- [AIM OF THE TASK]:
Collect all lines containing the word "Alloy" from the data.

- [MATERIAL PROVIDED]:
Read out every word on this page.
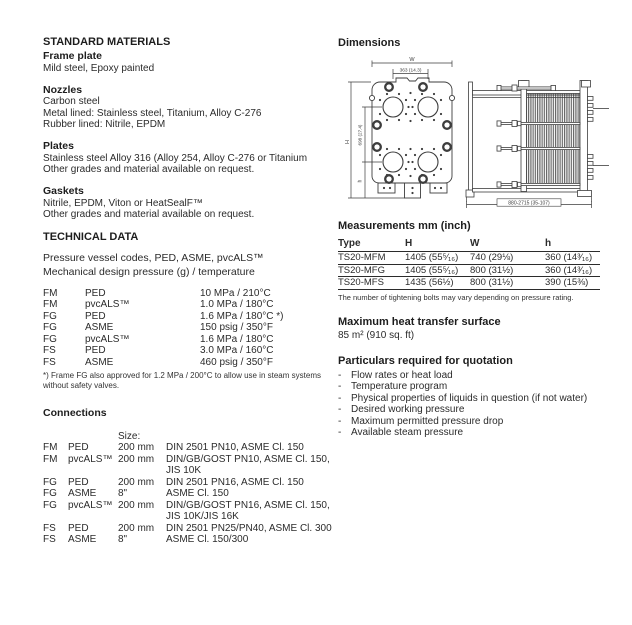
STANDARD MATERIALS
Frame plate
Mild steel, Epoxy painted
Nozzles
Carbon steel
Metal lined: Stainless steel, Titanium, Alloy C-276
Rubber lined: Nitrile, EPDM
Plates
Stainless steel Alloy 316 (Alloy 254, Alloy C-276 or Titanium
Other grades and material available on request.
Gaskets
Nitrile, EPDM, Viton or HeatSealF™
Other grades and material available on request.
TECHNICAL DATA
Pressure vessel codes, PED, ASME, pvcALS™
Mechanical design pressure (g) / temperature
FM	PED	10 MPa / 210°C
FM	pvcALS™	1.0 MPa / 180°C
FG	PED	1.6 MPa / 180°C *)
FG	ASME	150 psig / 350°F
FG	pvcALS™	1.6 MPa / 180°C
FS	PED	3.0 MPa / 160°C
FS	ASME	460 psig / 350°F
*) Frame FG also approved for 1.2 MPa / 200°C to allow use in steam systems without safety valves.
Connections
Size:
FM	PED	200 mm	DIN 2501 PN10, ASME Cl. 150
FM	pvcALS™ 200 mm	DIN/GB/GOST PN10, ASME Cl. 150, JIS 10K
FG	PED	200 mm	DIN 2501 PN16, ASME Cl. 150
FG	ASME	8"	ASME Cl. 150
FG	pvcALS™ 200 mm	DIN/GB/GOST PN16, ASME Cl. 150, JIS 10K/JIS 16K
FS	PED	200 mm	DIN 2501 PN25/PN40, ASME Cl. 300
FS	ASME	8"	ASME Cl. 150/300
Dimensions
W
363 (14.3)
H 698 (27.4)
h
880-2715 (35-107)
Measurements mm (inch)
Type	H	W	h
TS20-MFM	1405 (55⁵⁄₁₆)	740 (29⅛)	360 (14³⁄₁₆)
TS20-MFG	1405 (55⁵⁄₁₆)	800 (31½)	360 (14³⁄₁₆)
TS20-MFS	1435 (56½)	800 (31½)	390 (15⅜)
The number of tightening bolts may vary depending on pressure rating.
Maximum heat transfer surface
85 m² (910 sq. ft)
Particulars required for quotation
- Flow rates or heat load
- Temperature program
- Physical properties of liquids in question (if not water)
- Desired working pressure
- Maximum permitted pressure drop
- Available steam pressure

- [FINISHED TASK]:
Metal lined: Stainless steel, Titanium, Alloy C-276
Stainless steel Alloy 316 (Alloy 254, Alloy C-276 or Titanium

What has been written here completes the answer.